**Problem requirements**
Carry none of the pictures over; set down the material below exactly.

START Exercise inputs

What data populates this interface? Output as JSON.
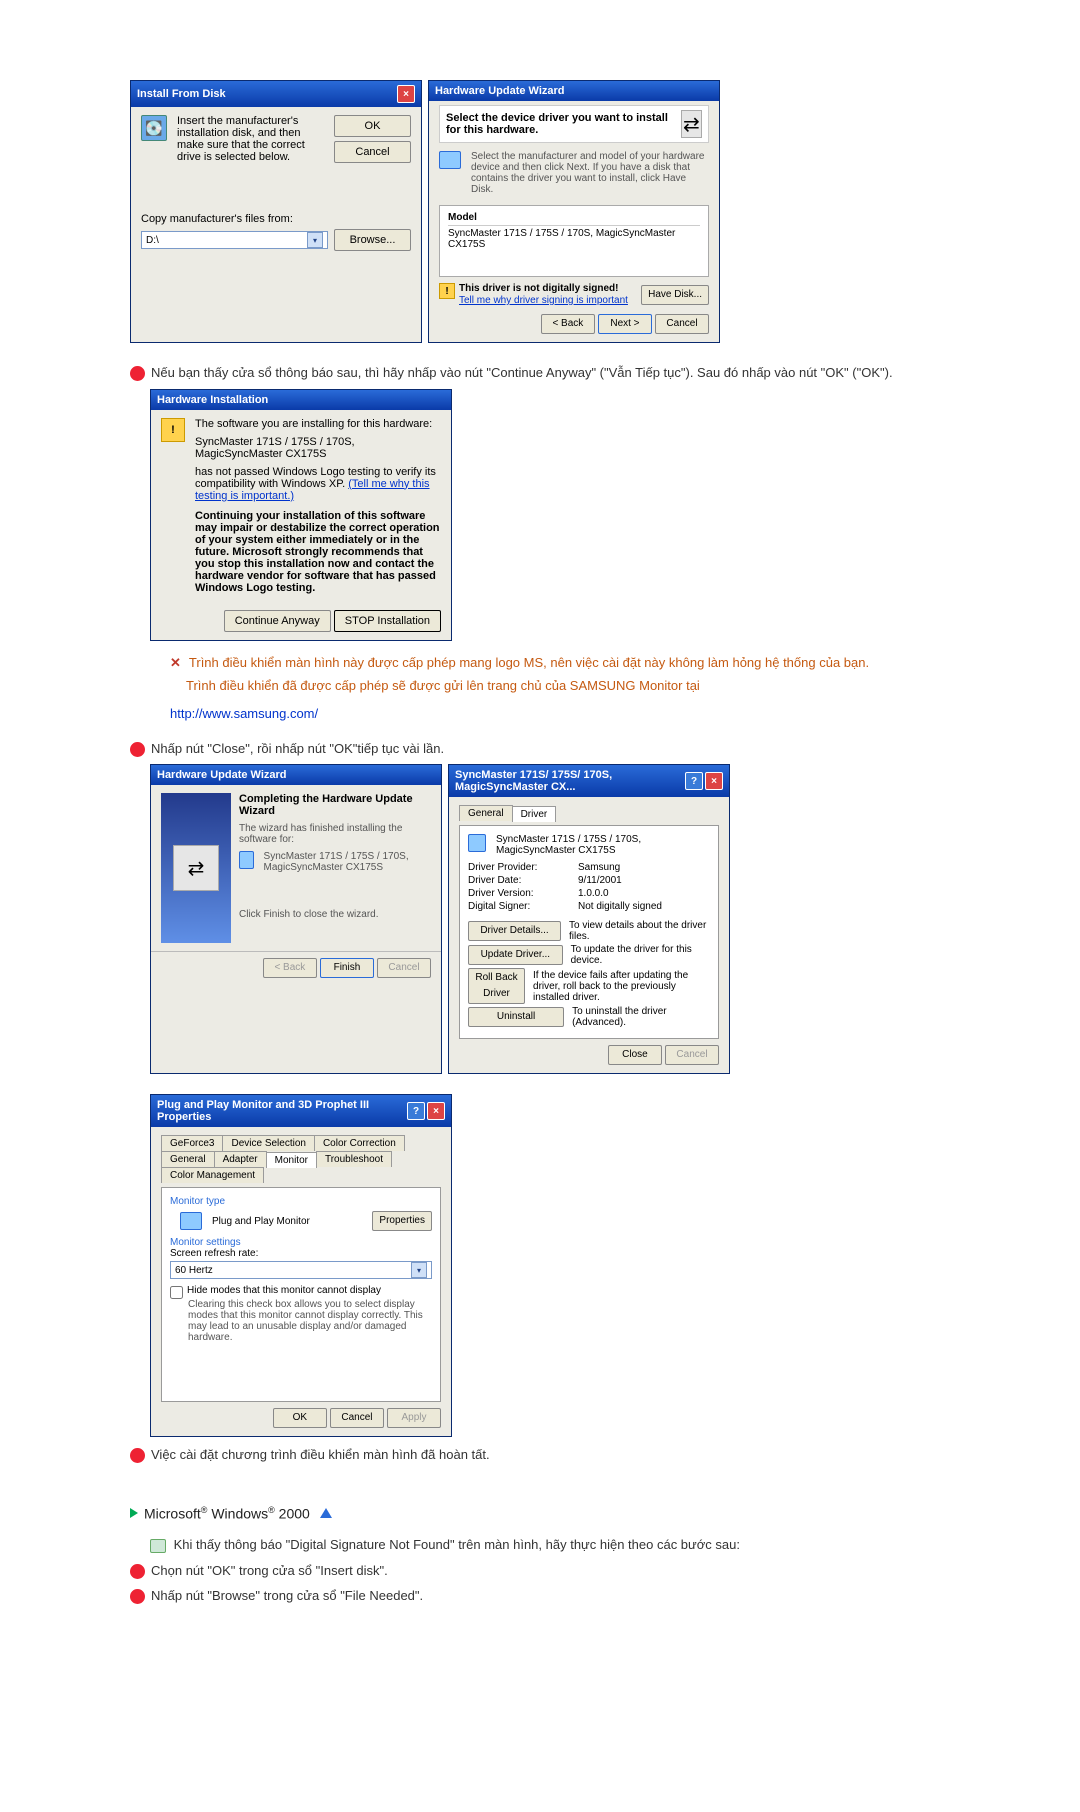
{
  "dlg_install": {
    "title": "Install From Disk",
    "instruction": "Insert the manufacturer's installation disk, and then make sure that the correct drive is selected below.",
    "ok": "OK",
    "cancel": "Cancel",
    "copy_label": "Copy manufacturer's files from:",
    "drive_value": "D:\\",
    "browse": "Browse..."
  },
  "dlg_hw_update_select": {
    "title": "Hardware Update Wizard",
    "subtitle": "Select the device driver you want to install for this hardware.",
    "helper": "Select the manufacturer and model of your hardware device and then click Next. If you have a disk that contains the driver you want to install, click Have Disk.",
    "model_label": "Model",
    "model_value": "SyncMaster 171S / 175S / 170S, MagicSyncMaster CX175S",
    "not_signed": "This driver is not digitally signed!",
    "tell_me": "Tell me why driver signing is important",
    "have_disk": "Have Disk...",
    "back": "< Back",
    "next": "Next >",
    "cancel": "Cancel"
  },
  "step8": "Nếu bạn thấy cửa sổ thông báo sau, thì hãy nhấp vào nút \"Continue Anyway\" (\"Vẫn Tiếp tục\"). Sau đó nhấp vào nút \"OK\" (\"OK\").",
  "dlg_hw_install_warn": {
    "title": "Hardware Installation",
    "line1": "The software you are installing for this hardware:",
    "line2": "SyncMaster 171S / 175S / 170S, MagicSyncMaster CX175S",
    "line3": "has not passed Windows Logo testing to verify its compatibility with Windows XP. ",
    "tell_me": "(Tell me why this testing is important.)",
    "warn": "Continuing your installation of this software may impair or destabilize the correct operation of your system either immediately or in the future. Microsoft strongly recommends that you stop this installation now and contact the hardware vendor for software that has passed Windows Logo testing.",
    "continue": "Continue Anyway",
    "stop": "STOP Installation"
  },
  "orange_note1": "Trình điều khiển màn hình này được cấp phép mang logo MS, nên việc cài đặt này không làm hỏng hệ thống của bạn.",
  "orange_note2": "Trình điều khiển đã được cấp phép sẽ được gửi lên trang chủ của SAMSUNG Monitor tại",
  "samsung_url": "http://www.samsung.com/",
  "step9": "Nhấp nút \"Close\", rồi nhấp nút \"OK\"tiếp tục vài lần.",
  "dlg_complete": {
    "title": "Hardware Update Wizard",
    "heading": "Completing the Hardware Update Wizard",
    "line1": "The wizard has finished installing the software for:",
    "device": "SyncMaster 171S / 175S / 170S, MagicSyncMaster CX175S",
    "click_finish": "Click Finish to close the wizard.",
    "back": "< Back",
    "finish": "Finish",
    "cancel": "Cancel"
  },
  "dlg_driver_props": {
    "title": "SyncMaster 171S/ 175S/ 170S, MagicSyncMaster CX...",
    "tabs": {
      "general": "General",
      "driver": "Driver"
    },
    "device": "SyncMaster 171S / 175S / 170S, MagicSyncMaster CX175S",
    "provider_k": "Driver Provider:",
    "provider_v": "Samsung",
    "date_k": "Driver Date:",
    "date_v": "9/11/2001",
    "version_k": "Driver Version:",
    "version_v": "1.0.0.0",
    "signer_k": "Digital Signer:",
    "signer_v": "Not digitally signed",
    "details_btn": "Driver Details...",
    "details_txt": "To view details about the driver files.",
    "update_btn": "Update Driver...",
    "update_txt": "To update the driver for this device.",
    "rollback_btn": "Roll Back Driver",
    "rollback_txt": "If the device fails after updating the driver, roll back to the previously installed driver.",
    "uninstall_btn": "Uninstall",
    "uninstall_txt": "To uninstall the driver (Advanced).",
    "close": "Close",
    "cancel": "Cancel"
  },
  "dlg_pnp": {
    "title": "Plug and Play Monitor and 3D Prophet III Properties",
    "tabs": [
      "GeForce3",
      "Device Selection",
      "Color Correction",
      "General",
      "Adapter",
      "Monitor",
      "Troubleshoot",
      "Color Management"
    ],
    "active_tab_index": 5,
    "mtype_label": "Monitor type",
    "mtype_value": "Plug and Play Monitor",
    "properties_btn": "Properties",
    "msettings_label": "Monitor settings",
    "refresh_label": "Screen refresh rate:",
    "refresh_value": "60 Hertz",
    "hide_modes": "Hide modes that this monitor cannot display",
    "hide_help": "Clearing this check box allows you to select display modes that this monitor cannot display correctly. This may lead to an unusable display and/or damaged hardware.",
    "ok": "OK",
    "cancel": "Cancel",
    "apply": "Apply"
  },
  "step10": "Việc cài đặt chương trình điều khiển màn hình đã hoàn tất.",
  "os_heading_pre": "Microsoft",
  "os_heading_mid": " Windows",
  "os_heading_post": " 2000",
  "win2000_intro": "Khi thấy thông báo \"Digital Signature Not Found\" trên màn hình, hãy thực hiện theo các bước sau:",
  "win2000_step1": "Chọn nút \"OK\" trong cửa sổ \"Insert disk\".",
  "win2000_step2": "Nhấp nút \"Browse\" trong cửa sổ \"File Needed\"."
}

END Exercise inputs

**Task output**
What data populates this interface? Output as JSON.
{
  "dlg_install": {
    "title": "Install From Disk",
    "instruction": "Insert the manufacturer's installation disk, and then make sure that the correct drive is selected below.",
    "ok": "OK",
    "cancel": "Cancel",
    "copy_label": "Copy manufacturer's files from:",
    "drive_value": "D:\\",
    "browse": "Browse..."
  },
  "dlg_hw_update_select": {
    "title": "Hardware Update Wizard",
    "subtitle": "Select the device driver you want to install for this hardware.",
    "helper": "Select the manufacturer and model of your hardware device and then click Next. If you have a disk that contains the driver you want to install, click Have Disk.",
    "model_label": "Model",
    "model_value": "SyncMaster 171S / 175S / 170S, MagicSyncMaster CX175S",
    "not_signed": "This driver is not digitally signed!",
    "tell_me": "Tell me why driver signing is important",
    "have_disk": "Have Disk...",
    "back": "< Back",
    "next": "Next >",
    "cancel": "Cancel"
  },
  "step8": "Nếu bạn thấy cửa sổ thông báo sau, thì hãy nhấp vào nút \"Continue Anyway\" (\"Vẫn Tiếp tục\"). Sau đó nhấp vào nút \"OK\" (\"OK\").",
  "dlg_hw_install_warn": {
    "title": "Hardware Installation",
    "line1": "The software you are installing for this hardware:",
    "line2": "SyncMaster 171S / 175S / 170S, MagicSyncMaster CX175S",
    "line3": "has not passed Windows Logo testing to verify its compatibility with Windows XP. ",
    "tell_me": "(Tell me why this testing is important.)",
    "warn": "Continuing your installation of this software may impair or destabilize the correct operation of your system either immediately or in the future. Microsoft strongly recommends that you stop this installation now and contact the hardware vendor for software that has passed Windows Logo testing.",
    "continue": "Continue Anyway",
    "stop": "STOP Installation"
  },
  "orange_note1": "Trình điều khiển màn hình này được cấp phép mang logo MS, nên việc cài đặt này không làm hỏng hệ thống của bạn.",
  "orange_note2": "Trình điều khiển đã được cấp phép sẽ được gửi lên trang chủ của SAMSUNG Monitor tại",
  "samsung_url": "http://www.samsung.com/",
  "step9": "Nhấp nút \"Close\", rồi nhấp nút \"OK\"tiếp tục vài lần.",
  "dlg_complete": {
    "title": "Hardware Update Wizard",
    "heading": "Completing the Hardware Update Wizard",
    "line1": "The wizard has finished installing the software for:",
    "device": "SyncMaster 171S / 175S / 170S, MagicSyncMaster CX175S",
    "click_finish": "Click Finish to close the wizard.",
    "back": "< Back",
    "finish": "Finish",
    "cancel": "Cancel"
  },
  "dlg_driver_props": {
    "title": "SyncMaster 171S/ 175S/ 170S, MagicSyncMaster CX...",
    "tabs": {
      "general": "General",
      "driver": "Driver"
    },
    "device": "SyncMaster 171S / 175S / 170S, MagicSyncMaster CX175S",
    "provider_k": "Driver Provider:",
    "provider_v": "Samsung",
    "date_k": "Driver Date:",
    "date_v": "9/11/2001",
    "version_k": "Driver Version:",
    "version_v": "1.0.0.0",
    "signer_k": "Digital Signer:",
    "signer_v": "Not digitally signed",
    "details_btn": "Driver Details...",
    "details_txt": "To view details about the driver files.",
    "update_btn": "Update Driver...",
    "update_txt": "To update the driver for this device.",
    "rollback_btn": "Roll Back Driver",
    "rollback_txt": "If the device fails after updating the driver, roll back to the previously installed driver.",
    "uninstall_btn": "Uninstall",
    "uninstall_txt": "To uninstall the driver (Advanced).",
    "close": "Close",
    "cancel": "Cancel"
  },
  "dlg_pnp": {
    "title": "Plug and Play Monitor and 3D Prophet III Properties",
    "tabs": [
      "GeForce3",
      "Device Selection",
      "Color Correction",
      "General",
      "Adapter",
      "Monitor",
      "Troubleshoot",
      "Color Management"
    ],
    "active_tab_index": 5,
    "mtype_label": "Monitor type",
    "mtype_value": "Plug and Play Monitor",
    "properties_btn": "Properties",
    "msettings_label": "Monitor settings",
    "refresh_label": "Screen refresh rate:",
    "refresh_value": "60 Hertz",
    "hide_modes": "Hide modes that this monitor cannot display",
    "hide_help": "Clearing this check box allows you to select display modes that this monitor cannot display correctly. This may lead to an unusable display and/or damaged hardware.",
    "ok": "OK",
    "cancel": "Cancel",
    "apply": "Apply"
  },
  "step10": "Việc cài đặt chương trình điều khiển màn hình đã hoàn tất.",
  "os_heading_pre": "Microsoft",
  "os_heading_mid": " Windows",
  "os_heading_post": " 2000",
  "win2000_intro": "Khi thấy thông báo \"Digital Signature Not Found\" trên màn hình, hãy thực hiện theo các bước sau:",
  "win2000_step1": "Chọn nút \"OK\" trong cửa sổ \"Insert disk\".",
  "win2000_step2": "Nhấp nút \"Browse\" trong cửa sổ \"File Needed\"."
}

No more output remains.